Data listing:

☆ ☆ ☆

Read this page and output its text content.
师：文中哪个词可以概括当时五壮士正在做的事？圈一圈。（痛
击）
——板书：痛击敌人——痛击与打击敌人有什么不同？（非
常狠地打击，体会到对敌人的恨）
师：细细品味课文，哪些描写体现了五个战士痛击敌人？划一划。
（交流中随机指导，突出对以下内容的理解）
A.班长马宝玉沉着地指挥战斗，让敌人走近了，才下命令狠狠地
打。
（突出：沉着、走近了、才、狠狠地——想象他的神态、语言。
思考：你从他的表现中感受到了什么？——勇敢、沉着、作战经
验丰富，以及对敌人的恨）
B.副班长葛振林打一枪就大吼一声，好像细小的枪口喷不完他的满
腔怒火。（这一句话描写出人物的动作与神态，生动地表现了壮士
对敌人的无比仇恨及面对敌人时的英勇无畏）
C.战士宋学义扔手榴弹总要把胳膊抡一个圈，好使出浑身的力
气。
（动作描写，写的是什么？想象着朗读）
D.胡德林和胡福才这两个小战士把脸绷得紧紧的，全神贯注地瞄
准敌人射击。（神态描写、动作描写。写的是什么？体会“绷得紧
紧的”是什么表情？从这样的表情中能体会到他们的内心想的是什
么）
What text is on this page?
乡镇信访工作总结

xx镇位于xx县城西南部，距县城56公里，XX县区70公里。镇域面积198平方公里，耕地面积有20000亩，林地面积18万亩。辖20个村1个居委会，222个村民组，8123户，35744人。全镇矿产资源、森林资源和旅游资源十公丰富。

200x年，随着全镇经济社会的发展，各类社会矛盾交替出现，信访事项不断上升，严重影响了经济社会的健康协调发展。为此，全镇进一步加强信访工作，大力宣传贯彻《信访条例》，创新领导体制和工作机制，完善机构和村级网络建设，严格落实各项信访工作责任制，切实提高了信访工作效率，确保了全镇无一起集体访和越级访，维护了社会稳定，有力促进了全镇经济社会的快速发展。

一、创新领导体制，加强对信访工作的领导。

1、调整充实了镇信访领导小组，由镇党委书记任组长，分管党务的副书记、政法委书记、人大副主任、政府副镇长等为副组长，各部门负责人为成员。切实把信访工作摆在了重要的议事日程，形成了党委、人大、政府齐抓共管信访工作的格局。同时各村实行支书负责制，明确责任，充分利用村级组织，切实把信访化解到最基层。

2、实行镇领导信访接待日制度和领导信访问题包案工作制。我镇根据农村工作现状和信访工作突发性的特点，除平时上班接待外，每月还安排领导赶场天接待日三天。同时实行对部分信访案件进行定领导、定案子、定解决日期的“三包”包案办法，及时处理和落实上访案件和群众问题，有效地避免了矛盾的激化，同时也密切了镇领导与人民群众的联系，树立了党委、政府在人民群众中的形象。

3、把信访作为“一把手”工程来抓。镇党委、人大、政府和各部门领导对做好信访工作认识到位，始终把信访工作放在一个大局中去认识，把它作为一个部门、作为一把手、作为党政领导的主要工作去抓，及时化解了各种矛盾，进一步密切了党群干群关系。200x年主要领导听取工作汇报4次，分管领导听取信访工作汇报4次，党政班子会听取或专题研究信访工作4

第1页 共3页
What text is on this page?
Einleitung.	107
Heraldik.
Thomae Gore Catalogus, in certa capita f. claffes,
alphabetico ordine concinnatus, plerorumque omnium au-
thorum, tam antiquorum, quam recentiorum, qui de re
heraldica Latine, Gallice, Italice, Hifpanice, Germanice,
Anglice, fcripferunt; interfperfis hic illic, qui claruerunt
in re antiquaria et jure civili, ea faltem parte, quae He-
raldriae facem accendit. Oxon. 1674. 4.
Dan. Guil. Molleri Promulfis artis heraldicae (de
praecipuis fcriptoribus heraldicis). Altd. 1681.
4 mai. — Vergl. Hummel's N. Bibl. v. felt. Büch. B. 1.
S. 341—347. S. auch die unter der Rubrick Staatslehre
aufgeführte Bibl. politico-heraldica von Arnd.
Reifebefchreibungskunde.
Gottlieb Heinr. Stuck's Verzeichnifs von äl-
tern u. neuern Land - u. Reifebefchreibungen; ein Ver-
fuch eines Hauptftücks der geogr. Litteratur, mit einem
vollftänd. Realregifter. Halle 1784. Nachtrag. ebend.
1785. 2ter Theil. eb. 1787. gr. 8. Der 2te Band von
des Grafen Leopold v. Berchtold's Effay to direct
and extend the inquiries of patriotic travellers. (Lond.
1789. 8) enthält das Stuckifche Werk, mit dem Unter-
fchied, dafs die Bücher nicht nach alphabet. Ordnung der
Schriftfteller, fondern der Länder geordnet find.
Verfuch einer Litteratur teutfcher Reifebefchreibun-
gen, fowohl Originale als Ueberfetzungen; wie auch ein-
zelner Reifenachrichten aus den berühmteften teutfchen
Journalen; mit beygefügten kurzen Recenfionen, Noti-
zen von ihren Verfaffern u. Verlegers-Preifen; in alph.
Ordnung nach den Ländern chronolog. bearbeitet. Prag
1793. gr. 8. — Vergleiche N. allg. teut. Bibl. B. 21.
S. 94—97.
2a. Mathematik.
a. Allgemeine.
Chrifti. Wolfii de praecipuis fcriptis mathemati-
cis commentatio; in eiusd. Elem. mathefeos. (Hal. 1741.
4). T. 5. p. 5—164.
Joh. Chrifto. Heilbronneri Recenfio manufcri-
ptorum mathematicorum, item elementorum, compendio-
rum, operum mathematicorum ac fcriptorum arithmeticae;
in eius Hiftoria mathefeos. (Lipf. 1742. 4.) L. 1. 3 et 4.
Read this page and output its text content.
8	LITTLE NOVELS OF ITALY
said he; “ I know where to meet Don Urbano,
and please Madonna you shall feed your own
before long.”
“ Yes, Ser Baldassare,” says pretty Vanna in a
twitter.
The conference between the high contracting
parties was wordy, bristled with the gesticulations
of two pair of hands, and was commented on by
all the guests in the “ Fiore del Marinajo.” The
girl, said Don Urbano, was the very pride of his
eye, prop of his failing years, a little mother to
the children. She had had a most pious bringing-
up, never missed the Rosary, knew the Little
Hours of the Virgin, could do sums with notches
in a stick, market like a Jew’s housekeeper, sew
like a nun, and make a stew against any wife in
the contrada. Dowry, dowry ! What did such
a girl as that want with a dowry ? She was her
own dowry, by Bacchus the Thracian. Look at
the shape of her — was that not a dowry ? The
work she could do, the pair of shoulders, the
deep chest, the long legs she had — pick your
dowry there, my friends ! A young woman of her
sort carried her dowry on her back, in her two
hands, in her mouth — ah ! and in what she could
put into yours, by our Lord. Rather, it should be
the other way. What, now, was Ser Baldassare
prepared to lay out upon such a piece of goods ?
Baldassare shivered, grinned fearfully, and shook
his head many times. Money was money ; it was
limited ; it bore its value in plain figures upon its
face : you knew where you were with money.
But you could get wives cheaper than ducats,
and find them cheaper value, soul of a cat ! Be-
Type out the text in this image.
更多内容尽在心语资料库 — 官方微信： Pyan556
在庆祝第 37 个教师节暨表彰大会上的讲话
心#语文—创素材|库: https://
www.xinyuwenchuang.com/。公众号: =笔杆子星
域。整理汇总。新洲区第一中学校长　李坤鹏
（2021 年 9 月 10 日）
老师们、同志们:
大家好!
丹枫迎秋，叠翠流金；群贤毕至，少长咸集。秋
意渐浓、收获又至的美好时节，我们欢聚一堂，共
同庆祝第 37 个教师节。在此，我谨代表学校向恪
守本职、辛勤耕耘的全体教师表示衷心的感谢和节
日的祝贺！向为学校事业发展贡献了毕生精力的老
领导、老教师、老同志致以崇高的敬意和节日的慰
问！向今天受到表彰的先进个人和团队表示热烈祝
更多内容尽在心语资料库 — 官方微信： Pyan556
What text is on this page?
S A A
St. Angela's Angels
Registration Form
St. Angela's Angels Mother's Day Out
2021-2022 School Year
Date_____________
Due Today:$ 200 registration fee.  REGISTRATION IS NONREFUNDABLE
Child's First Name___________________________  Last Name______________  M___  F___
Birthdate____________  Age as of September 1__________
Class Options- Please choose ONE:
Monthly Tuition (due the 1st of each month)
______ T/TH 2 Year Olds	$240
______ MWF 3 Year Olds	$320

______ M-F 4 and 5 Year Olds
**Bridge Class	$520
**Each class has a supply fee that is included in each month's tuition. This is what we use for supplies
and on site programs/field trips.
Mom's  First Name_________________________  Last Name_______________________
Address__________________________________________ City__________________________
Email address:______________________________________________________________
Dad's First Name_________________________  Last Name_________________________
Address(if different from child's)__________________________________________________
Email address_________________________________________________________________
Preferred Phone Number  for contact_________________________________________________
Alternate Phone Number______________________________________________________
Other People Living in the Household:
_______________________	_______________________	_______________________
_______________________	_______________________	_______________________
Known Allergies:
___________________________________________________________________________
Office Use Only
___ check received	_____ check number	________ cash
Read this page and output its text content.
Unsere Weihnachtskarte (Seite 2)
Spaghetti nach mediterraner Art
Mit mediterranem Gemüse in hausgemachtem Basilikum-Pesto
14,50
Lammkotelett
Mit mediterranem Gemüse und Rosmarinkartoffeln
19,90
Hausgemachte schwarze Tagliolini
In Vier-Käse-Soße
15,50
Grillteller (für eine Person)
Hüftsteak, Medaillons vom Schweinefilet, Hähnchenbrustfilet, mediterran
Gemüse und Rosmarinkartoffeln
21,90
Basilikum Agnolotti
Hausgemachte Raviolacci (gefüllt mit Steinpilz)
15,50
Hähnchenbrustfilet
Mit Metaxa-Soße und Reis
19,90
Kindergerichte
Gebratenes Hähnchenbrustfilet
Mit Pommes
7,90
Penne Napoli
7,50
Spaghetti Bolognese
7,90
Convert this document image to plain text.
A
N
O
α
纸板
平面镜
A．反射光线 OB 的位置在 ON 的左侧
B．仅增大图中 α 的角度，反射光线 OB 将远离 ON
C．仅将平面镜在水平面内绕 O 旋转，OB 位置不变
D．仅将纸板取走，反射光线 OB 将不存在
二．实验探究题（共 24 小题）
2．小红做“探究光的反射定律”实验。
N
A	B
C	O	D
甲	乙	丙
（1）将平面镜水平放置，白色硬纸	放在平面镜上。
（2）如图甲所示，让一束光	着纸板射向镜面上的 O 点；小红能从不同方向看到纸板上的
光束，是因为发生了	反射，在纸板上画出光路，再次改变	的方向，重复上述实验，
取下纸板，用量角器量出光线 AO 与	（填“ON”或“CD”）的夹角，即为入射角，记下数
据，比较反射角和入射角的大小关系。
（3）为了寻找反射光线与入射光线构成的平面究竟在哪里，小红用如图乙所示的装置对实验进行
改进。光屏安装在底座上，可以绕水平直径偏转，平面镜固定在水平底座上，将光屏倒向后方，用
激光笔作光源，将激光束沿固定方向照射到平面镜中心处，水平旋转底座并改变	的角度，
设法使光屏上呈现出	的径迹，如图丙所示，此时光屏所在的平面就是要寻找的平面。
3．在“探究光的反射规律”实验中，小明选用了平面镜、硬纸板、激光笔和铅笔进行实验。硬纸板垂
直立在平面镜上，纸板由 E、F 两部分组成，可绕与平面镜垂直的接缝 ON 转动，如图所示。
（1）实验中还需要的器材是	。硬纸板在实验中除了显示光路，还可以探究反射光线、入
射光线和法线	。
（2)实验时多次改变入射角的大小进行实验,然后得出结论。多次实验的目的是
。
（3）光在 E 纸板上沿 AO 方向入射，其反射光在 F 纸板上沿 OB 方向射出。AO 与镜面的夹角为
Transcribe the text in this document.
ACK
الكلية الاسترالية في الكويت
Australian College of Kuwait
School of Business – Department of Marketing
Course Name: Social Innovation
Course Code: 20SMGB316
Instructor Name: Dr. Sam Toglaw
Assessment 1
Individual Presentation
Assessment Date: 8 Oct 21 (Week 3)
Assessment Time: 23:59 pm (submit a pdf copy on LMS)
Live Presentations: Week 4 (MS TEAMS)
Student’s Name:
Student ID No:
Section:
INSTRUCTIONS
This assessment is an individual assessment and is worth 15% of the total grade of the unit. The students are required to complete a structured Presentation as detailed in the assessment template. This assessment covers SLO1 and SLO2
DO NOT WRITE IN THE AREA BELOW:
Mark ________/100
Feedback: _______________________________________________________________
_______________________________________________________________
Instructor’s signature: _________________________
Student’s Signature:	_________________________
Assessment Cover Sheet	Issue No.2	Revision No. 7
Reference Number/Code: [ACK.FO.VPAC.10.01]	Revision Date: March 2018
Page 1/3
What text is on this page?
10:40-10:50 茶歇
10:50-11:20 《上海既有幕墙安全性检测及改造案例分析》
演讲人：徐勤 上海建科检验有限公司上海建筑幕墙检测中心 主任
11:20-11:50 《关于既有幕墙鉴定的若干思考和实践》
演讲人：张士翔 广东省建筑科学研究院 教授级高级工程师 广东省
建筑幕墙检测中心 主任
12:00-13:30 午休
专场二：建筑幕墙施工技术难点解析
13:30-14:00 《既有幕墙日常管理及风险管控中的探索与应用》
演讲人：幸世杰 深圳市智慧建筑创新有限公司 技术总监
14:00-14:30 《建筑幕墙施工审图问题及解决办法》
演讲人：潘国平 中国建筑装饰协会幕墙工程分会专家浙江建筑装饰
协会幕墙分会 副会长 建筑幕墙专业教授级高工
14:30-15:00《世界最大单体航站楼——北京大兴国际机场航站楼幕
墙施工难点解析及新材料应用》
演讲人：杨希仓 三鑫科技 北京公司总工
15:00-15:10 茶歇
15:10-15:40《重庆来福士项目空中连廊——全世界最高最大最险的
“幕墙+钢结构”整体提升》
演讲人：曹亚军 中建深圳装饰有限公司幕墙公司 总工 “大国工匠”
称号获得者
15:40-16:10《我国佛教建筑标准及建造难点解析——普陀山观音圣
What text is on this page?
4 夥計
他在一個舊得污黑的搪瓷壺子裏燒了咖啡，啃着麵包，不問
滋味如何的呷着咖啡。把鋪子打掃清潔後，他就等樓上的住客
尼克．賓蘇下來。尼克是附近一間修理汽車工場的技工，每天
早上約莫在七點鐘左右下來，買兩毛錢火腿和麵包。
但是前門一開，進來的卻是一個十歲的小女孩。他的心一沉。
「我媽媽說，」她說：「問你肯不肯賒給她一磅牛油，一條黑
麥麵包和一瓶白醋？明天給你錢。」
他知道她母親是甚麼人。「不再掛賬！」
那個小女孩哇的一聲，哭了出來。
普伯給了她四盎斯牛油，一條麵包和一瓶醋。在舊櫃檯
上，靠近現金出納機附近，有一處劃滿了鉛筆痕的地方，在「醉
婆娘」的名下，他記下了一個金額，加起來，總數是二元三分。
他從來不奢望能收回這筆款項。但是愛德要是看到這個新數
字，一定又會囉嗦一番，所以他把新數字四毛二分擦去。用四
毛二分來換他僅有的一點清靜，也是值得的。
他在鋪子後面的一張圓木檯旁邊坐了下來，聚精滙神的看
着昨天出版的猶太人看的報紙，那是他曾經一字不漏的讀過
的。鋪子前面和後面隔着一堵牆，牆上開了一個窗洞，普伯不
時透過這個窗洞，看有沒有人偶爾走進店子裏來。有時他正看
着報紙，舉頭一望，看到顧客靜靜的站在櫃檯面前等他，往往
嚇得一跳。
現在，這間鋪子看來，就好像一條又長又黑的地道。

☆ ☆ ☆

→ **TASK OBJECTIVE**
Pull out every line of the records that includes the string "Bibl".

→ **TASK OUTPUT**
4 mai. — Vergl. Hummel's N. Bibl. v. felt. Büch. B. 1.
aufgeführte Bibl. politico-heraldica von Arnd.
1793. gr. 8. — Vergleiche N. allg. teut. Bibl. B. 21.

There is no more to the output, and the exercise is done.